- _What this task involves_
Identify all lines in the data containing the string "funds". Copy them out.

========================

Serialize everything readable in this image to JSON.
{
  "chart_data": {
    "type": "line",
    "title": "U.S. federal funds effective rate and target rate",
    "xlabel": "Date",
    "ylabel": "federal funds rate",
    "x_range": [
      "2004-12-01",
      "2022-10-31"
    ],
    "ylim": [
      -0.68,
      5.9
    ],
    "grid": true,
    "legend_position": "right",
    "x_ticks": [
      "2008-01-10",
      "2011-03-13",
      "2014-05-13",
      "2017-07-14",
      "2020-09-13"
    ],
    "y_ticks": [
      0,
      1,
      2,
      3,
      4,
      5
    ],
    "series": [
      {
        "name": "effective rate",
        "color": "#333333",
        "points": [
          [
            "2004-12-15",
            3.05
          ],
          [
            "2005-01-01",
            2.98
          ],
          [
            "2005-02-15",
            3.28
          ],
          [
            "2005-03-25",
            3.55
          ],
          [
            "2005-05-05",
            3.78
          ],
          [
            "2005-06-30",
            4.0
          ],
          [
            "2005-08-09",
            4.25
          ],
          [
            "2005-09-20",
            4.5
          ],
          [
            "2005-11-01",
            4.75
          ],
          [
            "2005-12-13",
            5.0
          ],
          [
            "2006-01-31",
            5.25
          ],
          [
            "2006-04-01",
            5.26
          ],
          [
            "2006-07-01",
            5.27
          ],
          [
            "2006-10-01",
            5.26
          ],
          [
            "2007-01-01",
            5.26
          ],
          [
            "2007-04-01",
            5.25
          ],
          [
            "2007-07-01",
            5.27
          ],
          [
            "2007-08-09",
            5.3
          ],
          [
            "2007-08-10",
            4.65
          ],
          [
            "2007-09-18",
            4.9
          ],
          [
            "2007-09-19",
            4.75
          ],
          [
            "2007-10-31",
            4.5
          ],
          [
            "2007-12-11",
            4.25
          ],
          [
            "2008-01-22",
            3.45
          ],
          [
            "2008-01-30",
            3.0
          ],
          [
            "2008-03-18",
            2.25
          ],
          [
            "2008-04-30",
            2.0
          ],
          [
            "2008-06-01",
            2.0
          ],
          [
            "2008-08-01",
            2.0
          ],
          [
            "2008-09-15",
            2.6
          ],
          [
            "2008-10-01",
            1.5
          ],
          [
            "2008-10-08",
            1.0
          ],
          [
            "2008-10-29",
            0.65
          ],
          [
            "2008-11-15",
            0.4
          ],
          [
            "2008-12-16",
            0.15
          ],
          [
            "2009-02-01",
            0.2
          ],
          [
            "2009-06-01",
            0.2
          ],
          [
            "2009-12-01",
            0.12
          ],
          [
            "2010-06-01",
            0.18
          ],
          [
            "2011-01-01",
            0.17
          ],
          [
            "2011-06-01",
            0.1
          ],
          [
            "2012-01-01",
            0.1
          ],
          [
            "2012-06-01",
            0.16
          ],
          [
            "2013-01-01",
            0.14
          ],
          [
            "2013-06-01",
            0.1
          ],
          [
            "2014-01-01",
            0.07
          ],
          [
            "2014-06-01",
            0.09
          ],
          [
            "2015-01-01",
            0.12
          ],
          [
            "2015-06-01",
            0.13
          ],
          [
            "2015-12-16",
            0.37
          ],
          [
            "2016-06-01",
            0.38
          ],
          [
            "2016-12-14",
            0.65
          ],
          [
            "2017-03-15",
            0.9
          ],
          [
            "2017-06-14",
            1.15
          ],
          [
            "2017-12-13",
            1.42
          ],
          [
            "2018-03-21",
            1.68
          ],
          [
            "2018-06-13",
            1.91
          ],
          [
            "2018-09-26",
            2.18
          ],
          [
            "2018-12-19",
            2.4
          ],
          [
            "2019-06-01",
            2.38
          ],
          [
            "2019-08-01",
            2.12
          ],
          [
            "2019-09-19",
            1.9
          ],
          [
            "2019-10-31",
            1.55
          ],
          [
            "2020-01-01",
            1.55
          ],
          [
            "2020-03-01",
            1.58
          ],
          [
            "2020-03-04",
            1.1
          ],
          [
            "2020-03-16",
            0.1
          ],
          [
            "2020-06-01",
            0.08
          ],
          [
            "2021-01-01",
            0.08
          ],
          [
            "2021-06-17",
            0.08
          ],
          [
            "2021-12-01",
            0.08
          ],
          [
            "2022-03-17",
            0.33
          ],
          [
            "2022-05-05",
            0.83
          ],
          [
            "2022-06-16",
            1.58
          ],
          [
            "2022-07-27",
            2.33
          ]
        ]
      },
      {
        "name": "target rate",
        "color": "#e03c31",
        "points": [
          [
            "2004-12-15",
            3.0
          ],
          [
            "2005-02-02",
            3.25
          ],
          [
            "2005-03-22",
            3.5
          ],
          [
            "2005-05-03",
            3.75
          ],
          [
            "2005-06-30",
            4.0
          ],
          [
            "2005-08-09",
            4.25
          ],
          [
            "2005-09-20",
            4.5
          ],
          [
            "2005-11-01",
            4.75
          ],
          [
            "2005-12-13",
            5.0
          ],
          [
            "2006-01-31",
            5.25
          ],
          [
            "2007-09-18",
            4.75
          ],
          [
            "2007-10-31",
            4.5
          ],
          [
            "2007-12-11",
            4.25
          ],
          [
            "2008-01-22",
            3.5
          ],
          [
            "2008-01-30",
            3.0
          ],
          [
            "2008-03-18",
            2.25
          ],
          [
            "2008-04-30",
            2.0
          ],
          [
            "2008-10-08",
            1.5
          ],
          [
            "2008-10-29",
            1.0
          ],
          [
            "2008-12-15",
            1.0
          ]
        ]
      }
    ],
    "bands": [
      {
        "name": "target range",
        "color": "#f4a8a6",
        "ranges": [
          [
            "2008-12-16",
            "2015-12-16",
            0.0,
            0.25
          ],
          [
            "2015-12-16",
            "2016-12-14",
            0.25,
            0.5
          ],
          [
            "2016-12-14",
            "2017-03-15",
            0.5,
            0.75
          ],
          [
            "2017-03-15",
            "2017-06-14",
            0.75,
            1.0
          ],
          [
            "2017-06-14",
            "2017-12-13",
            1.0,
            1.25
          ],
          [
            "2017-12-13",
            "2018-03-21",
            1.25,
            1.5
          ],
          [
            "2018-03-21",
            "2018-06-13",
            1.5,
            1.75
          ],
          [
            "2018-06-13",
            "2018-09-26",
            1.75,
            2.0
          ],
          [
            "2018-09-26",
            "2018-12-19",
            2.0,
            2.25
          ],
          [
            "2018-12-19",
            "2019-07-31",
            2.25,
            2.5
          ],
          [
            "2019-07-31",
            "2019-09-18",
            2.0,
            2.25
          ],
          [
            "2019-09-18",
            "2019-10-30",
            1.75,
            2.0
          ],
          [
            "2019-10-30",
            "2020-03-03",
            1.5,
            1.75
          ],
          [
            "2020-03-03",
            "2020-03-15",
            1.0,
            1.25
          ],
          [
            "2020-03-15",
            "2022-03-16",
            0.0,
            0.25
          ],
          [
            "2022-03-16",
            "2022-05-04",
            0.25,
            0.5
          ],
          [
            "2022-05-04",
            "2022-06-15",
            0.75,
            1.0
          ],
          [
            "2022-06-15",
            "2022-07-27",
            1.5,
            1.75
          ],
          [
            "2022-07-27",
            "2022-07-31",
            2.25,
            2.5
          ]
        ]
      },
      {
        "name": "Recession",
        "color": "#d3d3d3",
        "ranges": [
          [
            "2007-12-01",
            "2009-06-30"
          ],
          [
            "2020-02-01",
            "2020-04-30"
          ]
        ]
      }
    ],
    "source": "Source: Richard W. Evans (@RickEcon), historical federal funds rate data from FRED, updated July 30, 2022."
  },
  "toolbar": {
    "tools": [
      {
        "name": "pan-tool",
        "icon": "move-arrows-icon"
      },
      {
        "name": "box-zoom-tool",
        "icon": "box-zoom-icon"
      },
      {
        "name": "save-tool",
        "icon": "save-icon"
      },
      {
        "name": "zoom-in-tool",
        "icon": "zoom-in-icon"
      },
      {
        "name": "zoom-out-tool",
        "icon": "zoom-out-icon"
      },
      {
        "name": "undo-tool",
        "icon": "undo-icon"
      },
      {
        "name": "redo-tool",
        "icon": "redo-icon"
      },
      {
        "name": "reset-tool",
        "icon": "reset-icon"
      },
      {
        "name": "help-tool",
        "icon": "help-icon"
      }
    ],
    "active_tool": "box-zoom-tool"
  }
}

========================

- _Solution below_
    "title": "U.S. federal funds effective rate and target rate",
    "ylabel": "federal funds rate",
    "source": "Source: Richard W. Evans (@RickEcon), historical federal funds rate data from FRED, updated July 30, 2022."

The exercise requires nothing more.